_Record list_.
====

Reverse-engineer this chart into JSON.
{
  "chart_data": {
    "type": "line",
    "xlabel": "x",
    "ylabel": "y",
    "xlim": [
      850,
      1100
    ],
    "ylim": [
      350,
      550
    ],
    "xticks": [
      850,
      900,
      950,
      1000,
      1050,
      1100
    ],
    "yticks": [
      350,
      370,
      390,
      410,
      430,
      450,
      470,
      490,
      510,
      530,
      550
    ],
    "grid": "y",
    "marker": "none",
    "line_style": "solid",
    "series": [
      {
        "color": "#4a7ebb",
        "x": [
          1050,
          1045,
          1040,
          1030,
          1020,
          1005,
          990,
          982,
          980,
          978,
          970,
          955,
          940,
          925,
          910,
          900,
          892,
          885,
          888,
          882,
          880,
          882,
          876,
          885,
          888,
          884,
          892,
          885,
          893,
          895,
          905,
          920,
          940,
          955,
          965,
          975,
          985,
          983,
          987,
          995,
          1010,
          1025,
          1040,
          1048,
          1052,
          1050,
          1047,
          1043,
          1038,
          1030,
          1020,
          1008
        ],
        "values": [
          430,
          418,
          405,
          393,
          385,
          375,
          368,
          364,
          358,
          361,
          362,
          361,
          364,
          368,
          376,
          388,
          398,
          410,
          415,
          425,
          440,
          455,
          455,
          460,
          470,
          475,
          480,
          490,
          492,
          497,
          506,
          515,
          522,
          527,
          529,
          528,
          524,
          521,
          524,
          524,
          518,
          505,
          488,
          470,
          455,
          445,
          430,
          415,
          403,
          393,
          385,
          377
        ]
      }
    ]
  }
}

====

_Job_. Transcribe the material exactly as it reads.

_The result_.
Reverse-engineer this chart into JSON.
{
  "chart_data": {
    "type": "line",
    "xlabel": "x",
    "ylabel": "y",
    "xlim": [
      850,
      1100
    ],
    "ylim": [
      350,
      550
    ],
    "xticks": [
      850,
      900,
      950,
      1000,
      1050,
      1100
    ],
    "yticks": [
      350,
      370,
      390,
      410,
      430,
      450,
      470,
      490,
      510,
      530,
      550
    ],
    "grid": "y",
    "marker": "none",
    "line_style": "solid",
    "series": [
      {
        "color": "#4a7ebb",
        "x": [
          1050,
          1045,
          1040,
          1030,
          1020,
          1005,
          990,
          982,
          980,
          978,
          970,
          955,
          940,
          925,
          910,
          900,
          892,
          885,
          888,
          882,
          880,
          882,
          876,
          885,
          888,
          884,
          892,
          885,
          893,
          895,
          905,
          920,
          940,
          955,
          965,
          975,
          985,
          983,
          987,
          995,
          1010,
          1025,
          1040,
          1048,
          1052,
          1050,
          1047,
          1043,
          1038,
          1030,
          1020,
          1008
        ],
        "values": [
          430,
          418,
          405,
          393,
          385,
          375,
          368,
          364,
          358,
          361,
          362,
          361,
          364,
          368,
          376,
          388,
          398,
          410,
          415,
          425,
          440,
          455,
          455,
          460,
          470,
          475,
          480,
          490,
          492,
          497,
          506,
          515,
          522,
          527,
          529,
          528,
          524,
          521,
          524,
          524,
          518,
          505,
          488,
          470,
          455,
          445,
          430,
          415,
          403,
          393,
          385,
          377
        ]
      }
    ]
  }
}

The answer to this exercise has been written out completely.